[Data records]
'''
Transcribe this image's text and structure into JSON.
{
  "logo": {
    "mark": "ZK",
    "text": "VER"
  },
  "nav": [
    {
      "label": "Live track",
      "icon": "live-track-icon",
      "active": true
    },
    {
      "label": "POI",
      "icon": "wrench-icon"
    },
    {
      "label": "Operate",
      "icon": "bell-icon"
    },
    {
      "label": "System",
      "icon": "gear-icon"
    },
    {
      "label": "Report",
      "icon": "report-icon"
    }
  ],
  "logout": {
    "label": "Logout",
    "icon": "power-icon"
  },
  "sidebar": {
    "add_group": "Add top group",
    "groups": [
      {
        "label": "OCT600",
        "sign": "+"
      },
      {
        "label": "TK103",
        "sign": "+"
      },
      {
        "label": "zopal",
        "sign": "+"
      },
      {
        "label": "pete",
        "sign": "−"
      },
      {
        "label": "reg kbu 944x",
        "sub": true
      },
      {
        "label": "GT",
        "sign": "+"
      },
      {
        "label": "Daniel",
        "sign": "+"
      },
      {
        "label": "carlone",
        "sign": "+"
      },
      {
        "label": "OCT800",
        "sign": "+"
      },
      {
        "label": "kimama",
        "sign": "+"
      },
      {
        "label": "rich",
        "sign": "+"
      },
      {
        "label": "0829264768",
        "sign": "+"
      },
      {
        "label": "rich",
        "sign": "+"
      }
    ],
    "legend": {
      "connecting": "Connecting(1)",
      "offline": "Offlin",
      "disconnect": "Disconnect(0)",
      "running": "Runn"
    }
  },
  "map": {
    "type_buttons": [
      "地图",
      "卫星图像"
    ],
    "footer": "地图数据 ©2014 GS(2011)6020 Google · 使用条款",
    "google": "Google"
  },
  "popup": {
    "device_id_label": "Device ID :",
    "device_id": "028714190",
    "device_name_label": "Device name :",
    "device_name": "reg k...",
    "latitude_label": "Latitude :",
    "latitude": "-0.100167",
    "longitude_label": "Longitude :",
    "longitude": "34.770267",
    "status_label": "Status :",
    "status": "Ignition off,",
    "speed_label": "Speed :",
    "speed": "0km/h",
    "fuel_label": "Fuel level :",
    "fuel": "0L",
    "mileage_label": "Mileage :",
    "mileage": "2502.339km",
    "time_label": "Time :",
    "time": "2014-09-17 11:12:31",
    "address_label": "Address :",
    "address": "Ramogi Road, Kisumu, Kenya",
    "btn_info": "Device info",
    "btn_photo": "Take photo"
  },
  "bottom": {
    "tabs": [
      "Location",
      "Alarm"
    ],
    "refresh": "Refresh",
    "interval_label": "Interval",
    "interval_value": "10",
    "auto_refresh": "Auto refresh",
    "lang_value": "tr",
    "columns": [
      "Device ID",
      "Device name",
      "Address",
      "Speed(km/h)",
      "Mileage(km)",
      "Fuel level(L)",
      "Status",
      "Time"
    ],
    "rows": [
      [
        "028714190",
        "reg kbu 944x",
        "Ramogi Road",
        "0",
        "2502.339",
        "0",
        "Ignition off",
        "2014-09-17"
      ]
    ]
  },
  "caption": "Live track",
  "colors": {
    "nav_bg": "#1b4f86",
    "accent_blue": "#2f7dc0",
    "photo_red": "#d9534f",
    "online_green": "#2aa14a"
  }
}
'''
* Requirements
Your task is to transcribe the listing above in full, exactly as given.

* Complete response
Transcribe this image's text and structure into JSON.
{
  "logo": {
    "mark": "ZK",
    "text": "VER"
  },
  "nav": [
    {
      "label": "Live track",
      "icon": "live-track-icon",
      "active": true
    },
    {
      "label": "POI",
      "icon": "wrench-icon"
    },
    {
      "label": "Operate",
      "icon": "bell-icon"
    },
    {
      "label": "System",
      "icon": "gear-icon"
    },
    {
      "label": "Report",
      "icon": "report-icon"
    }
  ],
  "logout": {
    "label": "Logout",
    "icon": "power-icon"
  },
  "sidebar": {
    "add_group": "Add top group",
    "groups": [
      {
        "label": "OCT600",
        "sign": "+"
      },
      {
        "label": "TK103",
        "sign": "+"
      },
      {
        "label": "zopal",
        "sign": "+"
      },
      {
        "label": "pete",
        "sign": "−"
      },
      {
        "label": "reg kbu 944x",
        "sub": true
      },
      {
        "label": "GT",
        "sign": "+"
      },
      {
        "label": "Daniel",
        "sign": "+"
      },
      {
        "label": "carlone",
        "sign": "+"
      },
      {
        "label": "OCT800",
        "sign": "+"
      },
      {
        "label": "kimama",
        "sign": "+"
      },
      {
        "label": "rich",
        "sign": "+"
      },
      {
        "label": "0829264768",
        "sign": "+"
      },
      {
        "label": "rich",
        "sign": "+"
      }
    ],
    "legend": {
      "connecting": "Connecting(1)",
      "offline": "Offlin",
      "disconnect": "Disconnect(0)",
      "running": "Runn"
    }
  },
  "map": {
    "type_buttons": [
      "地图",
      "卫星图像"
    ],
    "footer": "地图数据 ©2014 GS(2011)6020 Google · 使用条款",
    "google": "Google"
  },
  "popup": {
    "device_id_label": "Device ID :",
    "device_id": "028714190",
    "device_name_label": "Device name :",
    "device_name": "reg k...",
    "latitude_label": "Latitude :",
    "latitude": "-0.100167",
    "longitude_label": "Longitude :",
    "longitude": "34.770267",
    "status_label": "Status :",
    "status": "Ignition off,",
    "speed_label": "Speed :",
    "speed": "0km/h",
    "fuel_label": "Fuel level :",
    "fuel": "0L",
    "mileage_label": "Mileage :",
    "mileage": "2502.339km",
    "time_label": "Time :",
    "time": "2014-09-17 11:12:31",
    "address_label": "Address :",
    "address": "Ramogi Road, Kisumu, Kenya",
    "btn_info": "Device info",
    "btn_photo": "Take photo"
  },
  "bottom": {
    "tabs": [
      "Location",
      "Alarm"
    ],
    "refresh": "Refresh",
    "interval_label": "Interval",
    "interval_value": "10",
    "auto_refresh": "Auto refresh",
    "lang_value": "tr",
    "columns": [
      "Device ID",
      "Device name",
      "Address",
      "Speed(km/h)",
      "Mileage(km)",
      "Fuel level(L)",
      "Status",
      "Time"
    ],
    "rows": [
      [
        "028714190",
        "reg kbu 944x",
        "Ramogi Road",
        "0",
        "2502.339",
        "0",
        "Ignition off",
        "2014-09-17"
      ]
    ]
  },
  "caption": "Live track",
  "colors": {
    "nav_bg": "#1b4f86",
    "accent_blue": "#2f7dc0",
    "photo_red": "#d9534f",
    "online_green": "#2aa14a"
  }
}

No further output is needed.